■ WHAT YOU NEED TO DO: Copy the data precisely, character for character, and leave out every picture.

■ RECORDS TO USE:
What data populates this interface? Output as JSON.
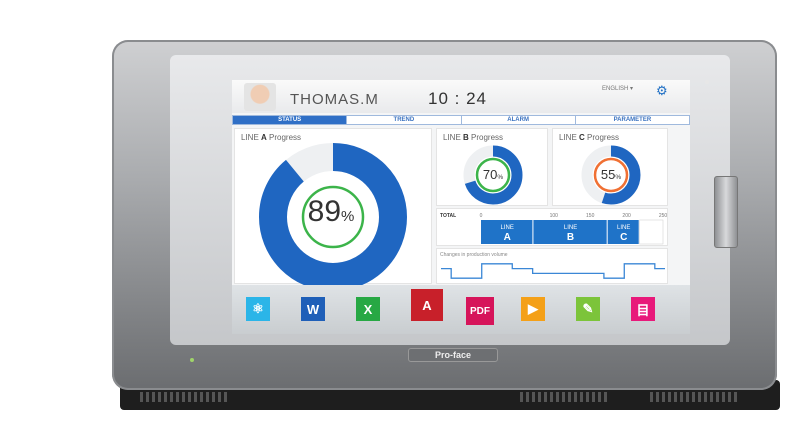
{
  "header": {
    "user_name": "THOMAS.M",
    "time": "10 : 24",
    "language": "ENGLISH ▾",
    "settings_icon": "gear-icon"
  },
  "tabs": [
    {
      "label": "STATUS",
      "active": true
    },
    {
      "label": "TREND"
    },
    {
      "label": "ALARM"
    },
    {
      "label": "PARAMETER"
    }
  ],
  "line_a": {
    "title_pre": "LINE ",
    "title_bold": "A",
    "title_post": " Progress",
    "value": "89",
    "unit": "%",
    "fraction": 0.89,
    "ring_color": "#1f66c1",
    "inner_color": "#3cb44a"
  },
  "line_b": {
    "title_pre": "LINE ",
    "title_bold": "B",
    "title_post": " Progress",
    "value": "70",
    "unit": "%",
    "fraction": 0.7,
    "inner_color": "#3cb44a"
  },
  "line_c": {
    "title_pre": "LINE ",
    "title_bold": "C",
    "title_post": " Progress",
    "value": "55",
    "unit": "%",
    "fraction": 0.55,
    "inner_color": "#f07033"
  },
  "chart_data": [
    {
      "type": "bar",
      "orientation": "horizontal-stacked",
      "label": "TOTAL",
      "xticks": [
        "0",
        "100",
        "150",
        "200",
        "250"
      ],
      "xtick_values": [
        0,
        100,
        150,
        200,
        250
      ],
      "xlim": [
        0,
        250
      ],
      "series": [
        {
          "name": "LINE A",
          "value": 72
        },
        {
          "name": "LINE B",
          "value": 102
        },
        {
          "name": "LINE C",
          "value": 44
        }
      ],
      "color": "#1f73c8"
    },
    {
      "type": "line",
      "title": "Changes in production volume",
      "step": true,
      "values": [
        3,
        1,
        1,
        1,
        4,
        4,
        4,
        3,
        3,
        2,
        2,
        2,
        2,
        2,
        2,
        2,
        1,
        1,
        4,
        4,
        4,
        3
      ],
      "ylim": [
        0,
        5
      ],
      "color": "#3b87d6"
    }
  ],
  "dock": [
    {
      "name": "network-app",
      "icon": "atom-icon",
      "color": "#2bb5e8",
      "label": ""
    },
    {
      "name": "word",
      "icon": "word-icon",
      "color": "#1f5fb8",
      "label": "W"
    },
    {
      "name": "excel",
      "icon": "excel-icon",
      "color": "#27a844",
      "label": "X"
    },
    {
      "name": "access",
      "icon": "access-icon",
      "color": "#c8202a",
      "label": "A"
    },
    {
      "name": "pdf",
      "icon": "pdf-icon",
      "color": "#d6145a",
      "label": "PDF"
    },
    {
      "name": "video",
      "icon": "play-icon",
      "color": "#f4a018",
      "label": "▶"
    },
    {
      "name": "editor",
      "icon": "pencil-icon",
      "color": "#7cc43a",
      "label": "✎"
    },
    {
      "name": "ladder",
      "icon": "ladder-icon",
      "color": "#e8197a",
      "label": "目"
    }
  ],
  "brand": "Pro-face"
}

■ CORRECT ANSWER:
What data populates this interface? Output as JSON.
{
  "header": {
    "user_name": "THOMAS.M",
    "time": "10 : 24",
    "language": "ENGLISH ▾",
    "settings_icon": "gear-icon"
  },
  "tabs": [
    {
      "label": "STATUS",
      "active": true
    },
    {
      "label": "TREND"
    },
    {
      "label": "ALARM"
    },
    {
      "label": "PARAMETER"
    }
  ],
  "line_a": {
    "title_pre": "LINE ",
    "title_bold": "A",
    "title_post": " Progress",
    "value": "89",
    "unit": "%",
    "fraction": 0.89,
    "ring_color": "#1f66c1",
    "inner_color": "#3cb44a"
  },
  "line_b": {
    "title_pre": "LINE ",
    "title_bold": "B",
    "title_post": " Progress",
    "value": "70",
    "unit": "%",
    "fraction": 0.7,
    "inner_color": "#3cb44a"
  },
  "line_c": {
    "title_pre": "LINE ",
    "title_bold": "C",
    "title_post": " Progress",
    "value": "55",
    "unit": "%",
    "fraction": 0.55,
    "inner_color": "#f07033"
  },
  "chart_data": [
    {
      "type": "bar",
      "orientation": "horizontal-stacked",
      "label": "TOTAL",
      "xticks": [
        "0",
        "100",
        "150",
        "200",
        "250"
      ],
      "xtick_values": [
        0,
        100,
        150,
        200,
        250
      ],
      "xlim": [
        0,
        250
      ],
      "series": [
        {
          "name": "LINE A",
          "value": 72
        },
        {
          "name": "LINE B",
          "value": 102
        },
        {
          "name": "LINE C",
          "value": 44
        }
      ],
      "color": "#1f73c8"
    },
    {
      "type": "line",
      "title": "Changes in production volume",
      "step": true,
      "values": [
        3,
        1,
        1,
        1,
        4,
        4,
        4,
        3,
        3,
        2,
        2,
        2,
        2,
        2,
        2,
        2,
        1,
        1,
        4,
        4,
        4,
        3
      ],
      "ylim": [
        0,
        5
      ],
      "color": "#3b87d6"
    }
  ],
  "dock": [
    {
      "name": "network-app",
      "icon": "atom-icon",
      "color": "#2bb5e8",
      "label": ""
    },
    {
      "name": "word",
      "icon": "word-icon",
      "color": "#1f5fb8",
      "label": "W"
    },
    {
      "name": "excel",
      "icon": "excel-icon",
      "color": "#27a844",
      "label": "X"
    },
    {
      "name": "access",
      "icon": "access-icon",
      "color": "#c8202a",
      "label": "A"
    },
    {
      "name": "pdf",
      "icon": "pdf-icon",
      "color": "#d6145a",
      "label": "PDF"
    },
    {
      "name": "video",
      "icon": "play-icon",
      "color": "#f4a018",
      "label": "▶"
    },
    {
      "name": "editor",
      "icon": "pencil-icon",
      "color": "#7cc43a",
      "label": "✎"
    },
    {
      "name": "ladder",
      "icon": "ladder-icon",
      "color": "#e8197a",
      "label": "目"
    }
  ],
  "brand": "Pro-face"
}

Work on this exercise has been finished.